Collected data entries:
________________________________________

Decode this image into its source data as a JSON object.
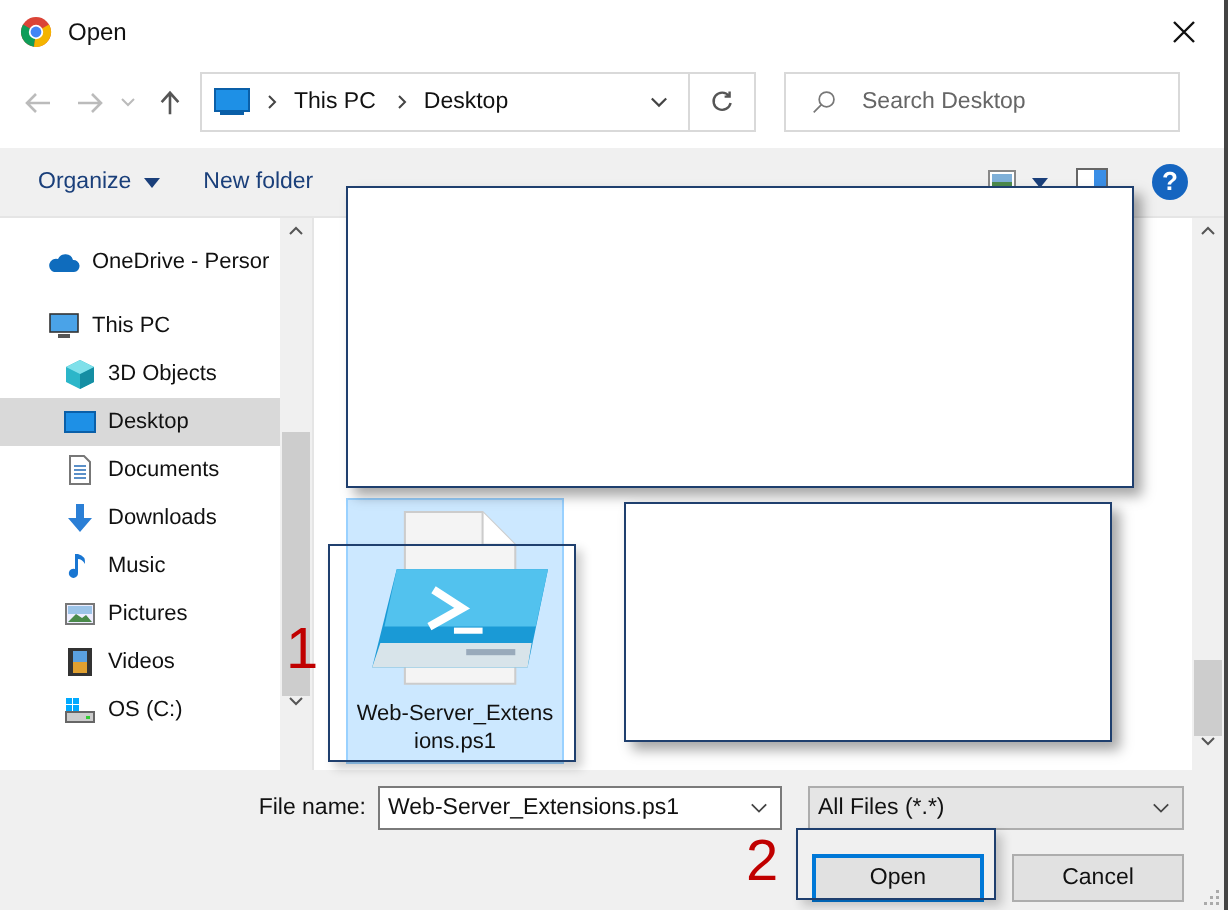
{
  "window": {
    "title": "Open"
  },
  "nav": {
    "path": [
      "This PC",
      "Desktop"
    ],
    "search": {
      "placeholder": "Search Desktop"
    }
  },
  "toolbar": {
    "organize": "Organize",
    "new_folder": "New folder",
    "help": "?"
  },
  "sidebar": {
    "items": [
      {
        "label": "OneDrive - Persor",
        "selected": false
      },
      {
        "label": "This PC",
        "selected": false,
        "children": [
          {
            "label": "3D Objects",
            "selected": false
          },
          {
            "label": "Desktop",
            "selected": true
          },
          {
            "label": "Documents",
            "selected": false
          },
          {
            "label": "Downloads",
            "selected": false
          },
          {
            "label": "Music",
            "selected": false
          },
          {
            "label": "Pictures",
            "selected": false
          },
          {
            "label": "Videos",
            "selected": false
          },
          {
            "label": "OS (C:)",
            "selected": false
          }
        ]
      }
    ]
  },
  "files": [
    {
      "name": "Web-Server_Extensions.ps1",
      "selected": true
    }
  ],
  "bottom": {
    "file_name_label": "File name:",
    "file_name": "Web-Server_Extensions.ps1",
    "filter": "All Files (*.*)",
    "buttons": [
      "Open",
      "Cancel"
    ]
  },
  "annotations": [
    "1",
    "2"
  ]
}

________________________________________

Exercise goal:
Omit pictures; set down the rest of the material word for word.

Output below:
Decode this image into its source data as a JSON object.
{
  "window": {
    "title": "Open"
  },
  "nav": {
    "path": [
      "This PC",
      "Desktop"
    ],
    "search": {
      "placeholder": "Search Desktop"
    }
  },
  "toolbar": {
    "organize": "Organize",
    "new_folder": "New folder",
    "help": "?"
  },
  "sidebar": {
    "items": [
      {
        "label": "OneDrive - Persor",
        "selected": false
      },
      {
        "label": "This PC",
        "selected": false,
        "children": [
          {
            "label": "3D Objects",
            "selected": false
          },
          {
            "label": "Desktop",
            "selected": true
          },
          {
            "label": "Documents",
            "selected": false
          },
          {
            "label": "Downloads",
            "selected": false
          },
          {
            "label": "Music",
            "selected": false
          },
          {
            "label": "Pictures",
            "selected": false
          },
          {
            "label": "Videos",
            "selected": false
          },
          {
            "label": "OS (C:)",
            "selected": false
          }
        ]
      }
    ]
  },
  "files": [
    {
      "name": "Web-Server_Extensions.ps1",
      "selected": true
    }
  ],
  "bottom": {
    "file_name_label": "File name:",
    "file_name": "Web-Server_Extensions.ps1",
    "filter": "All Files (*.*)",
    "buttons": [
      "Open",
      "Cancel"
    ]
  },
  "annotations": [
    "1",
    "2"
  ]
}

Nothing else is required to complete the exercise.